DATA:
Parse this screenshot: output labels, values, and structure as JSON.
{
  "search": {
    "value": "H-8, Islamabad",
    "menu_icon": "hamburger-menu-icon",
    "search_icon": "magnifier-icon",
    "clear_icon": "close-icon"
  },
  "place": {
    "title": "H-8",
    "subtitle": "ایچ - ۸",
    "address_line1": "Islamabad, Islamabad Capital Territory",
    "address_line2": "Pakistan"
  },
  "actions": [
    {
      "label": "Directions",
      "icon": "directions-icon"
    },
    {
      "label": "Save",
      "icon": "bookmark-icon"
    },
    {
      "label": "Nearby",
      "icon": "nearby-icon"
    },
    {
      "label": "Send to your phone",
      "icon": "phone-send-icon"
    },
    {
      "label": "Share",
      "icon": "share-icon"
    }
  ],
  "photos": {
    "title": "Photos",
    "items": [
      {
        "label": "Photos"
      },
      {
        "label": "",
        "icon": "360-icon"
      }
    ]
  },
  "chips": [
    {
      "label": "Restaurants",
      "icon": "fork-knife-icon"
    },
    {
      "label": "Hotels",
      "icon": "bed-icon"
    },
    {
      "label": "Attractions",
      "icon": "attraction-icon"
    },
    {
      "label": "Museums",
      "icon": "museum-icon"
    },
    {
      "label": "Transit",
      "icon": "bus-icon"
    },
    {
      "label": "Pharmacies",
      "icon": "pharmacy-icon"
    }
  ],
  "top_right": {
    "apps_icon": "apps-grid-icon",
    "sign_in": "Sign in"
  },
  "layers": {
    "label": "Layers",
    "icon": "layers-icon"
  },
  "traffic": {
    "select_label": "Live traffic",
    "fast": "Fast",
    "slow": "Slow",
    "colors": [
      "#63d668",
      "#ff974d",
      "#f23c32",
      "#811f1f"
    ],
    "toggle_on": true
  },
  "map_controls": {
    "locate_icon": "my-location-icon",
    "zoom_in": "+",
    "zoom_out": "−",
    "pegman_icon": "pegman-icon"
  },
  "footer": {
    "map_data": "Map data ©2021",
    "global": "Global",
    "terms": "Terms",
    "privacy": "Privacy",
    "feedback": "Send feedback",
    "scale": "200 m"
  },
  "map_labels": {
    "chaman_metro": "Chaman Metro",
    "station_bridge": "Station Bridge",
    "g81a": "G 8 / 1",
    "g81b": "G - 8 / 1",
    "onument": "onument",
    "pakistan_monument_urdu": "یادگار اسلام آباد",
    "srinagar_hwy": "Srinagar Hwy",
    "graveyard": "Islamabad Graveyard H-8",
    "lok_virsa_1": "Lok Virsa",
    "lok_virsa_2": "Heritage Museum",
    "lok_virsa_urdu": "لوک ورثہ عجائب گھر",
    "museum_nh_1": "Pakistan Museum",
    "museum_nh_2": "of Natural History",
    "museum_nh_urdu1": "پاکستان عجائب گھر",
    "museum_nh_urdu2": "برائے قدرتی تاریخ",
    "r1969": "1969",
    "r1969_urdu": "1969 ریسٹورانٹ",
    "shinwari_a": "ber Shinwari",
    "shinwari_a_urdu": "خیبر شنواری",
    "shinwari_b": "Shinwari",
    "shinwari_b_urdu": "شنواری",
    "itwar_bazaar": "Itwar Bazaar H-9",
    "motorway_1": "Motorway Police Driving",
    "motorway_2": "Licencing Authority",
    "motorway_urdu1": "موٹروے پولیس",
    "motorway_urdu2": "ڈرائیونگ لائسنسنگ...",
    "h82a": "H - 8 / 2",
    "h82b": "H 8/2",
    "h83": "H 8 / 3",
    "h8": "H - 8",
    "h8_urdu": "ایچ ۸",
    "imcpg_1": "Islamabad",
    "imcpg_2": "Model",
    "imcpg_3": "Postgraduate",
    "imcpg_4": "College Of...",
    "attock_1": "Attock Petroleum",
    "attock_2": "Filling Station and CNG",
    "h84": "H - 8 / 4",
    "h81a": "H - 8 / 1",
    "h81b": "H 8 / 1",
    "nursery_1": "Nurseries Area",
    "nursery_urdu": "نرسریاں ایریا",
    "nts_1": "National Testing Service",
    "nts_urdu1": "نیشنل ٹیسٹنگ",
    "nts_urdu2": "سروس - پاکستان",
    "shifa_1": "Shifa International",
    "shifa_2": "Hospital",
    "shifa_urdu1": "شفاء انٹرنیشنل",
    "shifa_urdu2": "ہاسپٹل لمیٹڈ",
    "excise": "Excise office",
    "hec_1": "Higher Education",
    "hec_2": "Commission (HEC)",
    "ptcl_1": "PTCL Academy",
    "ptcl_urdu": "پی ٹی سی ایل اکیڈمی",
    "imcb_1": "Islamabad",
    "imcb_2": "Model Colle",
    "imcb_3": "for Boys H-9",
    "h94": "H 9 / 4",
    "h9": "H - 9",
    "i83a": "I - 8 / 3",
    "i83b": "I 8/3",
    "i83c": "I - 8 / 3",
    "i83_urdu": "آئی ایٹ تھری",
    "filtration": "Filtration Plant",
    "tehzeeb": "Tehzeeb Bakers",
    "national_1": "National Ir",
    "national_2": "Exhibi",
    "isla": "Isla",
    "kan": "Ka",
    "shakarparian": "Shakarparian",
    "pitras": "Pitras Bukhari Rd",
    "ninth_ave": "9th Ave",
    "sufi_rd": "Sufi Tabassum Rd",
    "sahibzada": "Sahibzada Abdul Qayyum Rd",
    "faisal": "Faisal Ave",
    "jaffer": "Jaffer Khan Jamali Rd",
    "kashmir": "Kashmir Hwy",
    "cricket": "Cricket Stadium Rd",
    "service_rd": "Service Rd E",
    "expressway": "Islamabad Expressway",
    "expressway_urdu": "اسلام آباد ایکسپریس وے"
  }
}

WHAT THE EXERCISE ASKS:
Transcribe the whole listing exactly.

WRITTEN ANSWER:
Parse this screenshot: output labels, values, and structure as JSON.
{
  "search": {
    "value": "H-8, Islamabad",
    "menu_icon": "hamburger-menu-icon",
    "search_icon": "magnifier-icon",
    "clear_icon": "close-icon"
  },
  "place": {
    "title": "H-8",
    "subtitle": "ایچ - ۸",
    "address_line1": "Islamabad, Islamabad Capital Territory",
    "address_line2": "Pakistan"
  },
  "actions": [
    {
      "label": "Directions",
      "icon": "directions-icon"
    },
    {
      "label": "Save",
      "icon": "bookmark-icon"
    },
    {
      "label": "Nearby",
      "icon": "nearby-icon"
    },
    {
      "label": "Send to your phone",
      "icon": "phone-send-icon"
    },
    {
      "label": "Share",
      "icon": "share-icon"
    }
  ],
  "photos": {
    "title": "Photos",
    "items": [
      {
        "label": "Photos"
      },
      {
        "label": "",
        "icon": "360-icon"
      }
    ]
  },
  "chips": [
    {
      "label": "Restaurants",
      "icon": "fork-knife-icon"
    },
    {
      "label": "Hotels",
      "icon": "bed-icon"
    },
    {
      "label": "Attractions",
      "icon": "attraction-icon"
    },
    {
      "label": "Museums",
      "icon": "museum-icon"
    },
    {
      "label": "Transit",
      "icon": "bus-icon"
    },
    {
      "label": "Pharmacies",
      "icon": "pharmacy-icon"
    }
  ],
  "top_right": {
    "apps_icon": "apps-grid-icon",
    "sign_in": "Sign in"
  },
  "layers": {
    "label": "Layers",
    "icon": "layers-icon"
  },
  "traffic": {
    "select_label": "Live traffic",
    "fast": "Fast",
    "slow": "Slow",
    "colors": [
      "#63d668",
      "#ff974d",
      "#f23c32",
      "#811f1f"
    ],
    "toggle_on": true
  },
  "map_controls": {
    "locate_icon": "my-location-icon",
    "zoom_in": "+",
    "zoom_out": "−",
    "pegman_icon": "pegman-icon"
  },
  "footer": {
    "map_data": "Map data ©2021",
    "global": "Global",
    "terms": "Terms",
    "privacy": "Privacy",
    "feedback": "Send feedback",
    "scale": "200 m"
  },
  "map_labels": {
    "chaman_metro": "Chaman Metro",
    "station_bridge": "Station Bridge",
    "g81a": "G 8 / 1",
    "g81b": "G - 8 / 1",
    "onument": "onument",
    "pakistan_monument_urdu": "یادگار اسلام آباد",
    "srinagar_hwy": "Srinagar Hwy",
    "graveyard": "Islamabad Graveyard H-8",
    "lok_virsa_1": "Lok Virsa",
    "lok_virsa_2": "Heritage Museum",
    "lok_virsa_urdu": "لوک ورثہ عجائب گھر",
    "museum_nh_1": "Pakistan Museum",
    "museum_nh_2": "of Natural History",
    "museum_nh_urdu1": "پاکستان عجائب گھر",
    "museum_nh_urdu2": "برائے قدرتی تاریخ",
    "r1969": "1969",
    "r1969_urdu": "1969 ریسٹورانٹ",
    "shinwari_a": "ber Shinwari",
    "shinwari_a_urdu": "خیبر شنواری",
    "shinwari_b": "Shinwari",
    "shinwari_b_urdu": "شنواری",
    "itwar_bazaar": "Itwar Bazaar H-9",
    "motorway_1": "Motorway Police Driving",
    "motorway_2": "Licencing Authority",
    "motorway_urdu1": "موٹروے پولیس",
    "motorway_urdu2": "ڈرائیونگ لائسنسنگ...",
    "h82a": "H - 8 / 2",
    "h82b": "H 8/2",
    "h83": "H 8 / 3",
    "h8": "H - 8",
    "h8_urdu": "ایچ ۸",
    "imcpg_1": "Islamabad",
    "imcpg_2": "Model",
    "imcpg_3": "Postgraduate",
    "imcpg_4": "College Of...",
    "attock_1": "Attock Petroleum",
    "attock_2": "Filling Station and CNG",
    "h84": "H - 8 / 4",
    "h81a": "H - 8 / 1",
    "h81b": "H 8 / 1",
    "nursery_1": "Nurseries Area",
    "nursery_urdu": "نرسریاں ایریا",
    "nts_1": "National Testing Service",
    "nts_urdu1": "نیشنل ٹیسٹنگ",
    "nts_urdu2": "سروس - پاکستان",
    "shifa_1": "Shifa International",
    "shifa_2": "Hospital",
    "shifa_urdu1": "شفاء انٹرنیشنل",
    "shifa_urdu2": "ہاسپٹل لمیٹڈ",
    "excise": "Excise office",
    "hec_1": "Higher Education",
    "hec_2": "Commission (HEC)",
    "ptcl_1": "PTCL Academy",
    "ptcl_urdu": "پی ٹی سی ایل اکیڈمی",
    "imcb_1": "Islamabad",
    "imcb_2": "Model Colle",
    "imcb_3": "for Boys H-9",
    "h94": "H 9 / 4",
    "h9": "H - 9",
    "i83a": "I - 8 / 3",
    "i83b": "I 8/3",
    "i83c": "I - 8 / 3",
    "i83_urdu": "آئی ایٹ تھری",
    "filtration": "Filtration Plant",
    "tehzeeb": "Tehzeeb Bakers",
    "national_1": "National Ir",
    "national_2": "Exhibi",
    "isla": "Isla",
    "kan": "Ka",
    "shakarparian": "Shakarparian",
    "pitras": "Pitras Bukhari Rd",
    "ninth_ave": "9th Ave",
    "sufi_rd": "Sufi Tabassum Rd",
    "sahibzada": "Sahibzada Abdul Qayyum Rd",
    "faisal": "Faisal Ave",
    "jaffer": "Jaffer Khan Jamali Rd",
    "kashmir": "Kashmir Hwy",
    "cricket": "Cricket Stadium Rd",
    "service_rd": "Service Rd E",
    "expressway": "Islamabad Expressway",
    "expressway_urdu": "اسلام آباد ایکسپریس وے"
  }
}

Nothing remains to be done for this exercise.